Written task
Select every line holding the word "Stronach" and copy it.

Input data
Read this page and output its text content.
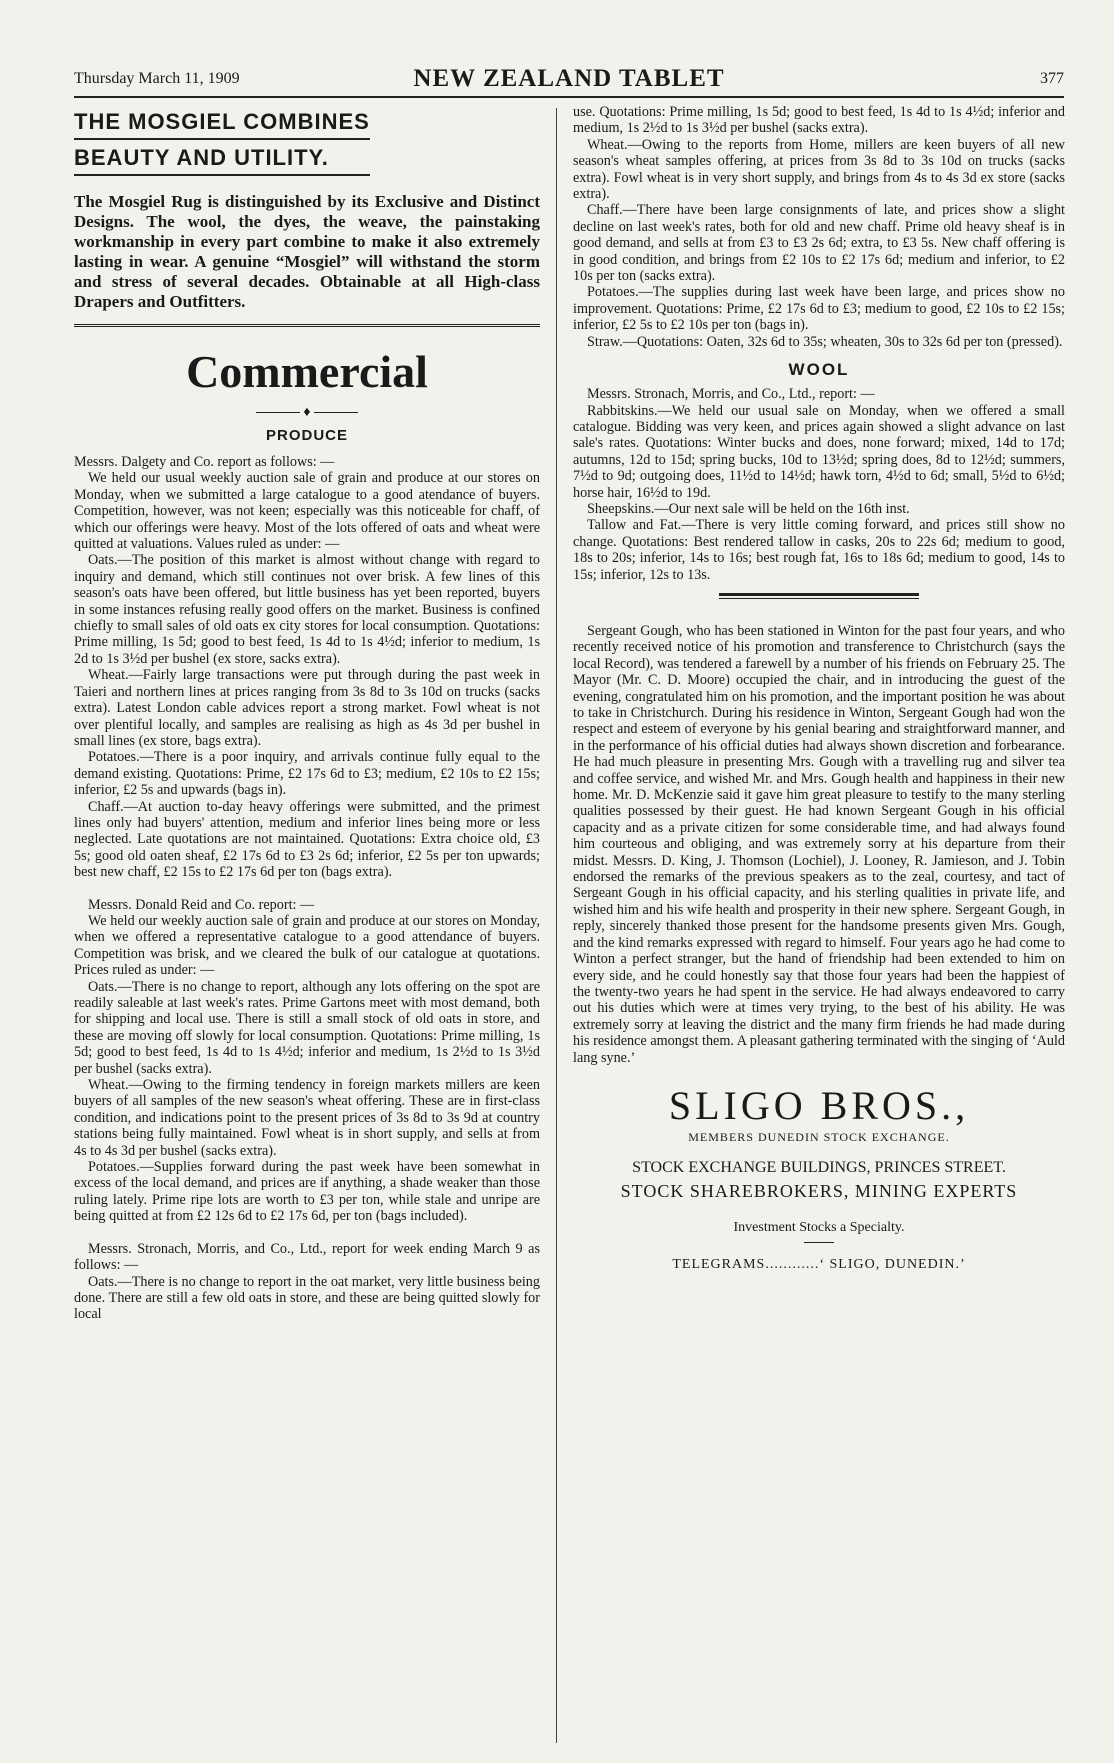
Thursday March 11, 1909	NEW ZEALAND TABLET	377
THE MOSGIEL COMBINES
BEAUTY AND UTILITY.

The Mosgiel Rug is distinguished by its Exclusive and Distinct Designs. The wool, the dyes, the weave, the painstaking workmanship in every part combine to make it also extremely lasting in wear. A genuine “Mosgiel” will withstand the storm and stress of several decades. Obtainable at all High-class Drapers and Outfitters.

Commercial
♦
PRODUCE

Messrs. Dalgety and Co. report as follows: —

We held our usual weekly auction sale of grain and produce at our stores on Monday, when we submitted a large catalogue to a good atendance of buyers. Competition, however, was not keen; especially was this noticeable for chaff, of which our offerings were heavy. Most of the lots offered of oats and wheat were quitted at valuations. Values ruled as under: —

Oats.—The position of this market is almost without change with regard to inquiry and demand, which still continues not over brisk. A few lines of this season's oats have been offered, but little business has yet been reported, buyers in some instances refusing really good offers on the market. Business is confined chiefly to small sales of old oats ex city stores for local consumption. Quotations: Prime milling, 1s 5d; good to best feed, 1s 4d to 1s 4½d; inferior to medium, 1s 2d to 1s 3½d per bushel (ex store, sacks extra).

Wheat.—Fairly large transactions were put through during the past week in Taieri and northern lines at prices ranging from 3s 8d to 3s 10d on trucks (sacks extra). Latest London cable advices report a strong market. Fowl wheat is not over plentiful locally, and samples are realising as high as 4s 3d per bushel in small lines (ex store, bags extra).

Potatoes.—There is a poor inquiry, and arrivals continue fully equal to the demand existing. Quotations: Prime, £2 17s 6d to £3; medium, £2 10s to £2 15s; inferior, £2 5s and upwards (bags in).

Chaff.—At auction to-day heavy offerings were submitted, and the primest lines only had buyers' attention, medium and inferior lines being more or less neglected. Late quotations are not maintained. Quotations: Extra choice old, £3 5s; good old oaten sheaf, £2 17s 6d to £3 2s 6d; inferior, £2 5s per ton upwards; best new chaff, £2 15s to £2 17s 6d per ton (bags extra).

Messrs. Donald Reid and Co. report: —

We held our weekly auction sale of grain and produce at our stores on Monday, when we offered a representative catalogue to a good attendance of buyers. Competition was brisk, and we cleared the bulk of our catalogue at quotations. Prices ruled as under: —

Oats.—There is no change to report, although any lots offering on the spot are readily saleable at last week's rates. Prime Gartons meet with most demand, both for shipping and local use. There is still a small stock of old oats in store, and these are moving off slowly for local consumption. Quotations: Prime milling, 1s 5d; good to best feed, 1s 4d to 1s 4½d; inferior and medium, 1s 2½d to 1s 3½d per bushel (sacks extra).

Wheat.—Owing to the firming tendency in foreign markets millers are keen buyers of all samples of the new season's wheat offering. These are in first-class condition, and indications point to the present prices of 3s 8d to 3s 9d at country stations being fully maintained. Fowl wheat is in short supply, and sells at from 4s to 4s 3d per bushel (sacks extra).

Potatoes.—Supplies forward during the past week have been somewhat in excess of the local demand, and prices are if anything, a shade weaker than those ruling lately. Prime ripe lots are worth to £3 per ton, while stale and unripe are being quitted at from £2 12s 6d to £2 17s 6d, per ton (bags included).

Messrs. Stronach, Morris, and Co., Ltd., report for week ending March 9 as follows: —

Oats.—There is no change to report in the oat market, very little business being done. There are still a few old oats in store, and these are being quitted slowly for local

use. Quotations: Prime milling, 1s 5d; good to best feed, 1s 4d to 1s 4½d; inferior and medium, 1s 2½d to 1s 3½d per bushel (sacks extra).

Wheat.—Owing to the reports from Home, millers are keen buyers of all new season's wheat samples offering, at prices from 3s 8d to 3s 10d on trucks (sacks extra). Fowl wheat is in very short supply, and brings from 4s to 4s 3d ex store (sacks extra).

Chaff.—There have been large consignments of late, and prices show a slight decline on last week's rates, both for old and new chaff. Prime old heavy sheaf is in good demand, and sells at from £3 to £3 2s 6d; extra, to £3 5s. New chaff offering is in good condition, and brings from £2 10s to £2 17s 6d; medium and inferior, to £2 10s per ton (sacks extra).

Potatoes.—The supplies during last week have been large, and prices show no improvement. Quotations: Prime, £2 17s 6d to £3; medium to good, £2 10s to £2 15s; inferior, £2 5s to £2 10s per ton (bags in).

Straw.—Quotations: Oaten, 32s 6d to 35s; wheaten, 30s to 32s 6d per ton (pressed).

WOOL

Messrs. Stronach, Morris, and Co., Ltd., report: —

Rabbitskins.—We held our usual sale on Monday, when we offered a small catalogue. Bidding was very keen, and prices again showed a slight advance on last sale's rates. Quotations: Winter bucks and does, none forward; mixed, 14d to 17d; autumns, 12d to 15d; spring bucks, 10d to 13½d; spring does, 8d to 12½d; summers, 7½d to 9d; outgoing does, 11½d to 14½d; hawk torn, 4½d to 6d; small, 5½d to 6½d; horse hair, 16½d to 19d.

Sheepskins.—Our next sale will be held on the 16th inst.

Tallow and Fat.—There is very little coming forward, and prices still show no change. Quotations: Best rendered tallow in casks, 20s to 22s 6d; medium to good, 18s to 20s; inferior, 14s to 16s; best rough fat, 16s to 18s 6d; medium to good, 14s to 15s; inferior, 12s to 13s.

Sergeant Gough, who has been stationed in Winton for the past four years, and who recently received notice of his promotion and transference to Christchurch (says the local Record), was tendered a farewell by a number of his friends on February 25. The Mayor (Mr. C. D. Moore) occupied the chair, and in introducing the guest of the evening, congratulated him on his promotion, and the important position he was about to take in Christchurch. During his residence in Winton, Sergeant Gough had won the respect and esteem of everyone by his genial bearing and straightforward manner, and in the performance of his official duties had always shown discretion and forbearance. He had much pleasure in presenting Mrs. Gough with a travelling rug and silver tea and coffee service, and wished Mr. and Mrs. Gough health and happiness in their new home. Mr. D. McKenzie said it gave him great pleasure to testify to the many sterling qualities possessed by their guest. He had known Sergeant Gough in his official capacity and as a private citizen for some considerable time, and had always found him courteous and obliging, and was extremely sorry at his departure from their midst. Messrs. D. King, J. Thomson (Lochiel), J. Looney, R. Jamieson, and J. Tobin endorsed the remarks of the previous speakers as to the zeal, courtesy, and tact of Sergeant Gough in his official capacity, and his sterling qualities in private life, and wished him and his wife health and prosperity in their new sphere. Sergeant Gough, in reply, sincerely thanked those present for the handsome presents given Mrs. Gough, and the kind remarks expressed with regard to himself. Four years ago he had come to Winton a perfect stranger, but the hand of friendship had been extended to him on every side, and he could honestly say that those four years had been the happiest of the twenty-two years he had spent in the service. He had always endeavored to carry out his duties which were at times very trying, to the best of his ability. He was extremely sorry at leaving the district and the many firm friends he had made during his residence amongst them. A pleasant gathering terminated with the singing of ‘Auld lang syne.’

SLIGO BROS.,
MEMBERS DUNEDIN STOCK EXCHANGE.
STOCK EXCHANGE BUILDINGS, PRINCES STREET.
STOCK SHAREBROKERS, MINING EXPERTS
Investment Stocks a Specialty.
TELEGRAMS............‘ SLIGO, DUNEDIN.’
* * *
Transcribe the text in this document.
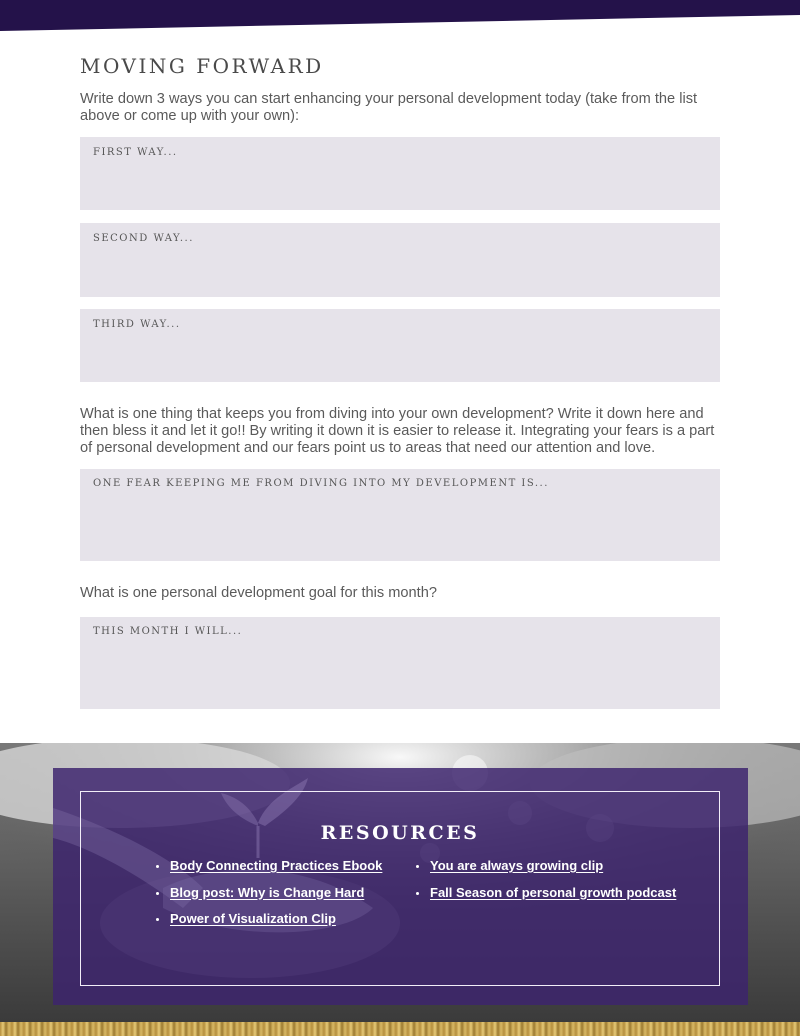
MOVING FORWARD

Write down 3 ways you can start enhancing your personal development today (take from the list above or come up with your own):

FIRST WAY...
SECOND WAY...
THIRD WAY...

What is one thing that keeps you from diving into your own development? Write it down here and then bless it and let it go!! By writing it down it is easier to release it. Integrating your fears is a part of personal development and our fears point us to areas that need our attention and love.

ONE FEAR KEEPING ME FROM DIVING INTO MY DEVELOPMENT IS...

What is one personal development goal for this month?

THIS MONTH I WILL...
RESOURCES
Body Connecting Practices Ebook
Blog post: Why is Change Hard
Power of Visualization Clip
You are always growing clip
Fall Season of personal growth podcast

Solution for this exercise
Messrs. Stronach, Morris, and Co., Ltd., report for week ending March 9 as follows: —
Messrs. Stronach, Morris, and Co., Ltd., report: —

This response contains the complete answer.